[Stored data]
— START —
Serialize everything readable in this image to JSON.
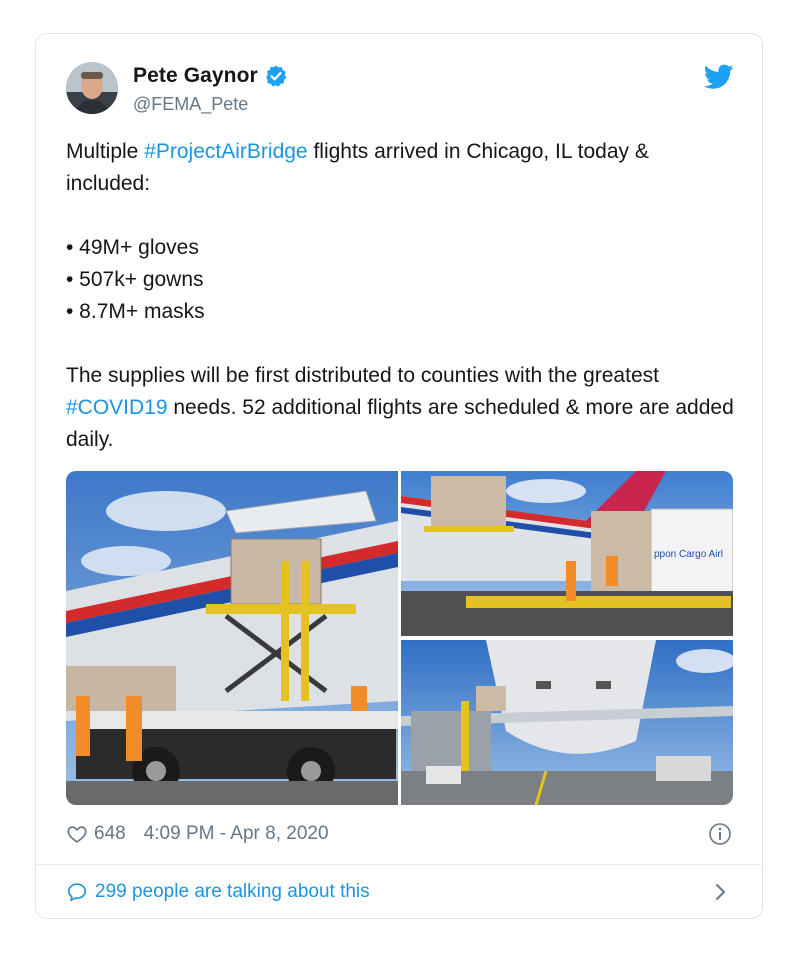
{
  "author": {
    "name": "Pete Gaynor",
    "handle": "@FEMA_Pete",
    "verified": true
  },
  "tweet": {
    "line1_pre": "Multiple ",
    "hashtag1": "#ProjectAirBridge",
    "line1_post": " flights arrived in Chicago, IL today & included:",
    "bullets": [
      "• 49M+ gloves",
      "• 507k+ gowns",
      "• 8.7M+ masks"
    ],
    "para2_pre": "The supplies will be first distributed to counties with the greatest ",
    "hashtag2": "#COVID19",
    "para2_post": " needs. 52 additional flights are scheduled & more are added daily."
  },
  "media": {
    "images": [
      "cargo-loading-photo-left",
      "cargo-loading-photo-top-right",
      "aircraft-underside-photo-bottom-right"
    ],
    "fuselage_text": "ppon Cargo Airl"
  },
  "meta": {
    "likes": "648",
    "timestamp": "4:09 PM - Apr 8, 2020"
  },
  "footer": {
    "conversation": "299 people are talking about this"
  },
  "colors": {
    "link": "#1b95e0",
    "secondary_text": "#657786",
    "twitter_blue": "#1da1f2"
  }
}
— END —
**EXERCISE DESCRIPTION:**
Every line of the data should be copied as it stands, without the images.

**FULL ANSWER:**
Serialize everything readable in this image to JSON.
{
  "author": {
    "name": "Pete Gaynor",
    "handle": "@FEMA_Pete",
    "verified": true
  },
  "tweet": {
    "line1_pre": "Multiple ",
    "hashtag1": "#ProjectAirBridge",
    "line1_post": " flights arrived in Chicago, IL today & included:",
    "bullets": [
      "• 49M+ gloves",
      "• 507k+ gowns",
      "• 8.7M+ masks"
    ],
    "para2_pre": "The supplies will be first distributed to counties with the greatest ",
    "hashtag2": "#COVID19",
    "para2_post": " needs. 52 additional flights are scheduled & more are added daily."
  },
  "media": {
    "images": [
      "cargo-loading-photo-left",
      "cargo-loading-photo-top-right",
      "aircraft-underside-photo-bottom-right"
    ],
    "fuselage_text": "ppon Cargo Airl"
  },
  "meta": {
    "likes": "648",
    "timestamp": "4:09 PM - Apr 8, 2020"
  },
  "footer": {
    "conversation": "299 people are talking about this"
  },
  "colors": {
    "link": "#1b95e0",
    "secondary_text": "#657786",
    "twitter_blue": "#1da1f2"
  }
}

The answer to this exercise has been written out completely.